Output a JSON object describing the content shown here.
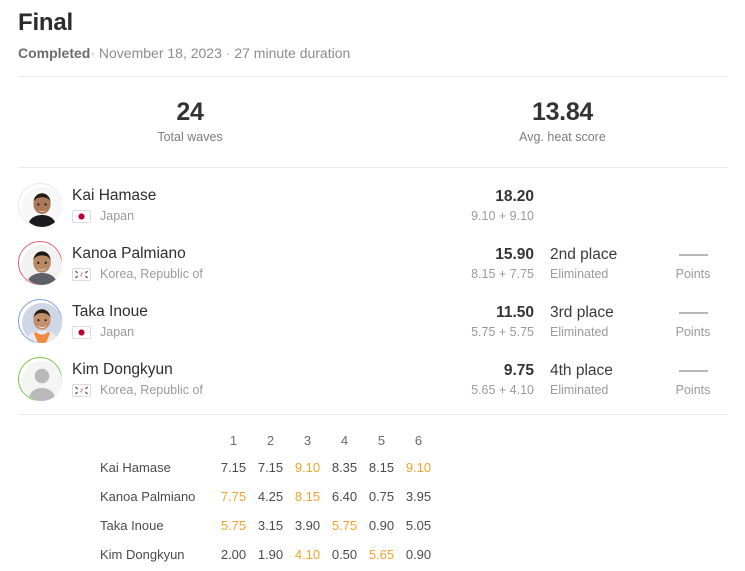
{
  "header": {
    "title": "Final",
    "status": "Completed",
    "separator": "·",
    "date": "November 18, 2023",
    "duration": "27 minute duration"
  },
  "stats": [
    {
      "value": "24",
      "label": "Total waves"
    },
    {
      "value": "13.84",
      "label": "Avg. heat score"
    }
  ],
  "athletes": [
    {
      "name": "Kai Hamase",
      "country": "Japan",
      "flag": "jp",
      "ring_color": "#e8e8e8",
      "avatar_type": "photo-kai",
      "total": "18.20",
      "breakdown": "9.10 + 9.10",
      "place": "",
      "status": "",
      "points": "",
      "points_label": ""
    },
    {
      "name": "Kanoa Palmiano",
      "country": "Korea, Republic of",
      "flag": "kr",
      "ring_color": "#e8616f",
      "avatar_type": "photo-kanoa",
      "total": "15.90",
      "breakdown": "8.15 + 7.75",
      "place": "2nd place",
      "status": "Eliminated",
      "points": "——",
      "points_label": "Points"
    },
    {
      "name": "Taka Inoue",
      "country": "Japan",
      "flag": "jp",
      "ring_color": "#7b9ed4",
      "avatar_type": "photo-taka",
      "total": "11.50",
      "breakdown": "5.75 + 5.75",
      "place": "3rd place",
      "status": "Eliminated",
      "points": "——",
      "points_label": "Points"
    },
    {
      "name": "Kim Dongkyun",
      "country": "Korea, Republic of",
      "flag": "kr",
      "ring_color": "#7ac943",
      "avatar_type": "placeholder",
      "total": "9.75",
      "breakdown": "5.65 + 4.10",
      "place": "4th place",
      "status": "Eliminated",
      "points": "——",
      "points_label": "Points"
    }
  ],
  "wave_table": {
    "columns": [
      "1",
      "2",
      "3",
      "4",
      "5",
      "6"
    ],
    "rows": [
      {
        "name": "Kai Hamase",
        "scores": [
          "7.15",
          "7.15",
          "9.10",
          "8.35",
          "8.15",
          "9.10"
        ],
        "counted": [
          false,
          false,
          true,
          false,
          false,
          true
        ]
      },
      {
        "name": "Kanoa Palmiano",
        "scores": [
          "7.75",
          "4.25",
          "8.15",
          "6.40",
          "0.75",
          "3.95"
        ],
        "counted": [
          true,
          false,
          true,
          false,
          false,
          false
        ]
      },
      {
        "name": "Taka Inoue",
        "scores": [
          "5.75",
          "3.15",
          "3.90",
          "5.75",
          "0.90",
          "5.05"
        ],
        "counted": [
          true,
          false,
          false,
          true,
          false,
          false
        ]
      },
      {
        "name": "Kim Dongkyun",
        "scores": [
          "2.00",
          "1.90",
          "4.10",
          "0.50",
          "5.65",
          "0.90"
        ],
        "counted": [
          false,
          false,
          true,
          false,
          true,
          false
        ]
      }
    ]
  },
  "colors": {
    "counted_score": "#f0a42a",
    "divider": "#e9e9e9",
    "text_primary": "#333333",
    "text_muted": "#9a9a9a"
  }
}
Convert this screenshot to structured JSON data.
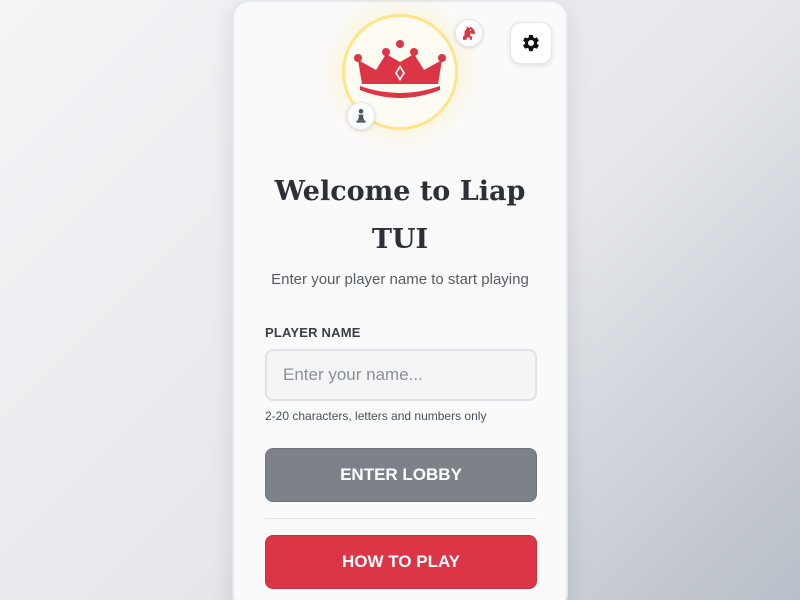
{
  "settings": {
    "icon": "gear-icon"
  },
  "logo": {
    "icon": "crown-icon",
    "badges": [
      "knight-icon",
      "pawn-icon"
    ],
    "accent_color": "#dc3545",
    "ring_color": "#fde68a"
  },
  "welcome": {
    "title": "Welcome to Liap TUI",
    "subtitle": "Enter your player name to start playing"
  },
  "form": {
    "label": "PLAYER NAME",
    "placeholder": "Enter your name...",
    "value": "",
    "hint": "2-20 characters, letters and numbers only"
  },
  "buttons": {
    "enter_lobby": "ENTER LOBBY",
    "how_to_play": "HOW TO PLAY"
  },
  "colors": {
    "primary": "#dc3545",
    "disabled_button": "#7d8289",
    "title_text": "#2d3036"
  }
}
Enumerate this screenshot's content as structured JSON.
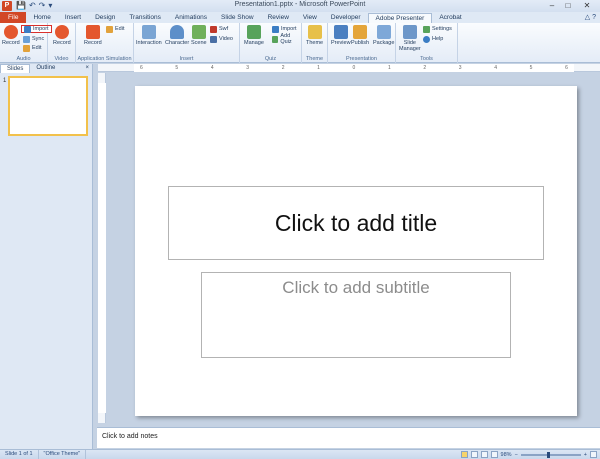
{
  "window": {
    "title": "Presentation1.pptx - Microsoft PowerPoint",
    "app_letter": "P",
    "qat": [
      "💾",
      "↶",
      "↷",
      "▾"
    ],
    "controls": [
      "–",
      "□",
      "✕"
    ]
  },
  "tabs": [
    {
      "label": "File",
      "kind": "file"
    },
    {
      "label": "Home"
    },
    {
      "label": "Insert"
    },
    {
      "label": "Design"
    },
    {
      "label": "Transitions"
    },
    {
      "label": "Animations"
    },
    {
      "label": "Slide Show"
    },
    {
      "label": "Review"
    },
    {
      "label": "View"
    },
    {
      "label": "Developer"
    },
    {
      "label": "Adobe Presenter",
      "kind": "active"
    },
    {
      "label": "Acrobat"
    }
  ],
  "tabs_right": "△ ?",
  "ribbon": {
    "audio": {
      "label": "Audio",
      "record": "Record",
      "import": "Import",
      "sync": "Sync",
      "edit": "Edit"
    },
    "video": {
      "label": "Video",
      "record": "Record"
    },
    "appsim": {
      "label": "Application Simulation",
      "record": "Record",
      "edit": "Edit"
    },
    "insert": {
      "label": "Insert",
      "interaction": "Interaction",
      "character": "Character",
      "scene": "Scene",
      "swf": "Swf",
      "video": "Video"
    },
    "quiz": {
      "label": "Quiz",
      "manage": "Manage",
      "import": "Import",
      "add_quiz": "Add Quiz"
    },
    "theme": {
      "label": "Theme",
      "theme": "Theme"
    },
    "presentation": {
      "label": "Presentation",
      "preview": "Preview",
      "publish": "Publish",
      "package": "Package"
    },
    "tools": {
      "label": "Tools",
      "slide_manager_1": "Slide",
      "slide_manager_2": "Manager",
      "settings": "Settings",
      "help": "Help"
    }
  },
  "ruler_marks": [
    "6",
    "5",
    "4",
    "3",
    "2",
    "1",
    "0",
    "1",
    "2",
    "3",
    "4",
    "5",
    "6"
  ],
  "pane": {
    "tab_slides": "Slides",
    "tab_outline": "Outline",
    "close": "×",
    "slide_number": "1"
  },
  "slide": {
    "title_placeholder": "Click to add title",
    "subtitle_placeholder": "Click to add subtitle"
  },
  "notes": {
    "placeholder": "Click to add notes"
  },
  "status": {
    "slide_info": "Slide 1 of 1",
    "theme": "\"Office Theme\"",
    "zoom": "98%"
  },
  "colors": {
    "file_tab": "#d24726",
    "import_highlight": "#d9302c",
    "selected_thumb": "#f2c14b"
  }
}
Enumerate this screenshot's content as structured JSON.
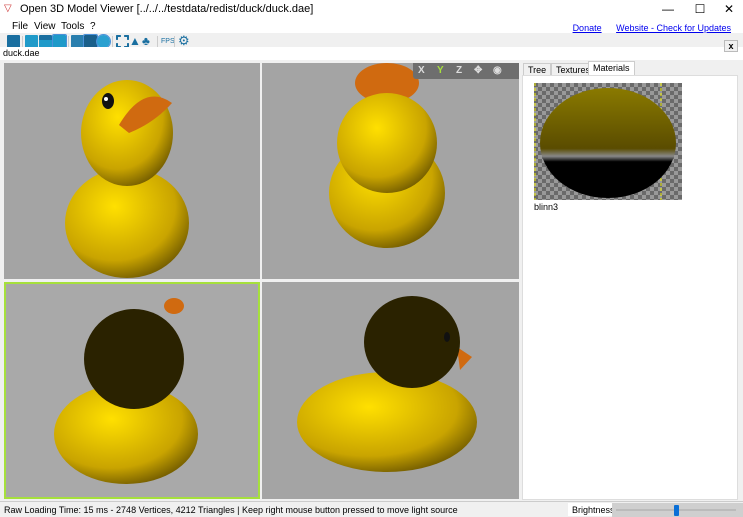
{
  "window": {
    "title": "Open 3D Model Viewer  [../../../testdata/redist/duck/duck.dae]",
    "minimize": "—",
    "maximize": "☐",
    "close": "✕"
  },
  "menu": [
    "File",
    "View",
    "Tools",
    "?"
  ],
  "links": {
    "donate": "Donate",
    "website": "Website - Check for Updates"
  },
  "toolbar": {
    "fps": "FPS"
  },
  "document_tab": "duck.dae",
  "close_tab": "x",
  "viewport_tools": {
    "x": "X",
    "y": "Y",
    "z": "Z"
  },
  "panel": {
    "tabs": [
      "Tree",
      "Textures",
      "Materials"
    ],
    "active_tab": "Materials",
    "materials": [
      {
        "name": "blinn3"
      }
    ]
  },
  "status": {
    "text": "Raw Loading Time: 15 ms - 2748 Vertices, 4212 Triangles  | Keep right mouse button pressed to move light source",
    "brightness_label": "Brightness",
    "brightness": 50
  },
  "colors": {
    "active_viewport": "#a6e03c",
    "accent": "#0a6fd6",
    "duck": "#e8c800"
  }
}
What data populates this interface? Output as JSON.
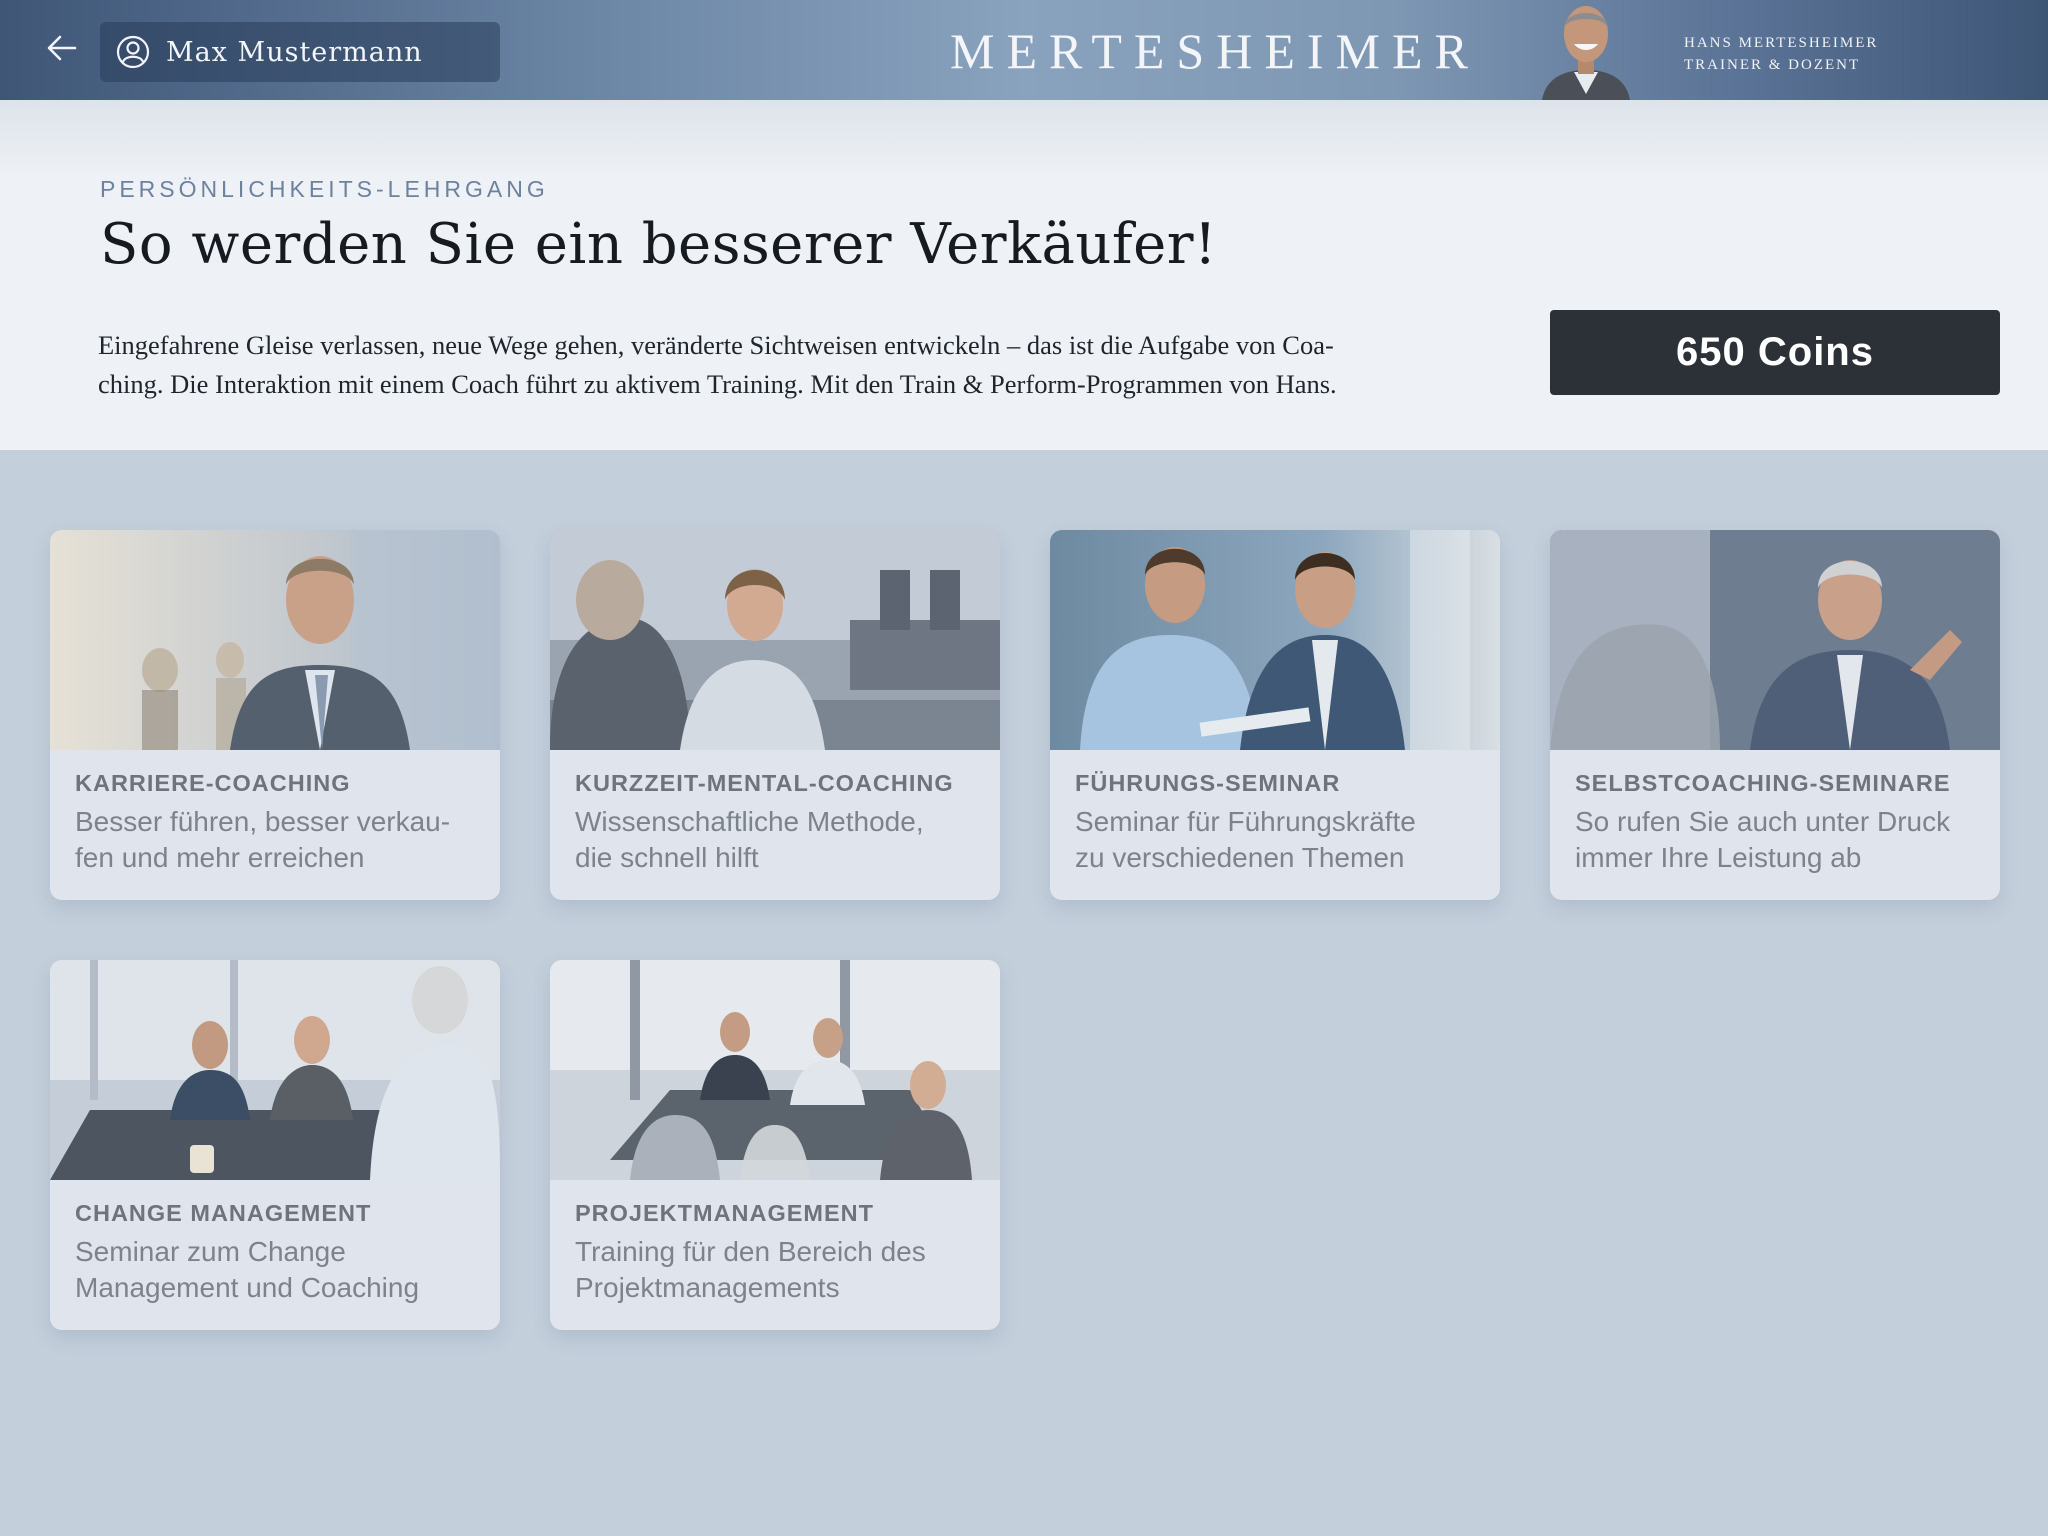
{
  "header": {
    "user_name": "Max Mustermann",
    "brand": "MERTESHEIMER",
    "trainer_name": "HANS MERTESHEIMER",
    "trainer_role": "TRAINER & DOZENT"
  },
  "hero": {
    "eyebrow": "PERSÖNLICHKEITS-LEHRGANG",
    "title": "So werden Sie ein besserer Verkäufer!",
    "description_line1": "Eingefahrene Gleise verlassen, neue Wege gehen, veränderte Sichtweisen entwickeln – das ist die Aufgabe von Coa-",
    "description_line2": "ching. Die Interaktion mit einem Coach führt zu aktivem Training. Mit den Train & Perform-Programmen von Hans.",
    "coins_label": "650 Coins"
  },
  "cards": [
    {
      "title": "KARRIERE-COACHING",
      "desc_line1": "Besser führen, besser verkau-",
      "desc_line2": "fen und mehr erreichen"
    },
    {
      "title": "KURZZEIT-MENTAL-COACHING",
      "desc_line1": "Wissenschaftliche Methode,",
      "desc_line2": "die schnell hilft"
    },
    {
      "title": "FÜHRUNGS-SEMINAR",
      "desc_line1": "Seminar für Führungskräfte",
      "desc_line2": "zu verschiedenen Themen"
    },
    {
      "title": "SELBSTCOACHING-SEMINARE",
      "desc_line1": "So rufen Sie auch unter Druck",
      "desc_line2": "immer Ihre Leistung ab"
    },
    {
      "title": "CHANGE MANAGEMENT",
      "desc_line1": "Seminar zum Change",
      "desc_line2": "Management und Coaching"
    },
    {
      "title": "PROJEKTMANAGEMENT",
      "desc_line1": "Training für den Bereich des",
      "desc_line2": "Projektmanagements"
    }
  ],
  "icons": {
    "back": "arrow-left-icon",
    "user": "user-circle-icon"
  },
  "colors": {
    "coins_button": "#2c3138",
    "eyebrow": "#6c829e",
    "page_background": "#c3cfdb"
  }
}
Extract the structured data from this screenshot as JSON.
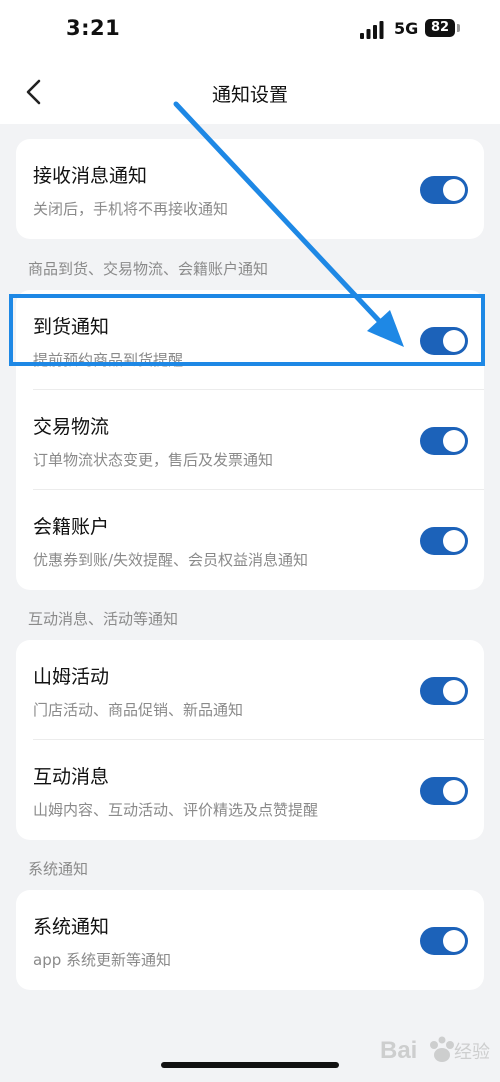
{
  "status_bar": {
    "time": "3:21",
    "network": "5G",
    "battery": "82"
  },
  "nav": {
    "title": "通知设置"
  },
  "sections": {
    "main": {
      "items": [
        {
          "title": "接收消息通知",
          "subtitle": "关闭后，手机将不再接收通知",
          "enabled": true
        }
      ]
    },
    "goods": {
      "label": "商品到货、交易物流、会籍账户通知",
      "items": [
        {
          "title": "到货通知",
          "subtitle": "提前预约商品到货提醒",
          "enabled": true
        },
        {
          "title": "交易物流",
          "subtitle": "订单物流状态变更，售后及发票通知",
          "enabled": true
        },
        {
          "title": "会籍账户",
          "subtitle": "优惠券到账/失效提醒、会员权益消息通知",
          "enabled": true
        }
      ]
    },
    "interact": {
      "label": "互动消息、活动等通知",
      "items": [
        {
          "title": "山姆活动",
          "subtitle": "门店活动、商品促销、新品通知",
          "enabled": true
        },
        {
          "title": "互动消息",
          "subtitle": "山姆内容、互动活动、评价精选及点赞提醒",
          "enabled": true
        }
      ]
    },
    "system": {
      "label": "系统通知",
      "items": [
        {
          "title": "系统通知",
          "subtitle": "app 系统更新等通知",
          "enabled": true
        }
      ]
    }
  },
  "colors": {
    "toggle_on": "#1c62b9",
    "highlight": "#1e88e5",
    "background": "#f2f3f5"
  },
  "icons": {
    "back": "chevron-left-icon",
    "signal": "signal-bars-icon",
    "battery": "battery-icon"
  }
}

######

(What to produce)
Select every line of the records holding the string "duck".

(Full output)
    "title": "Open 3D Model Viewer  [../../../testdata/redist/duck/duck.dae]",
  "document_tab": "duck.dae",
    "duck": "#e8c800"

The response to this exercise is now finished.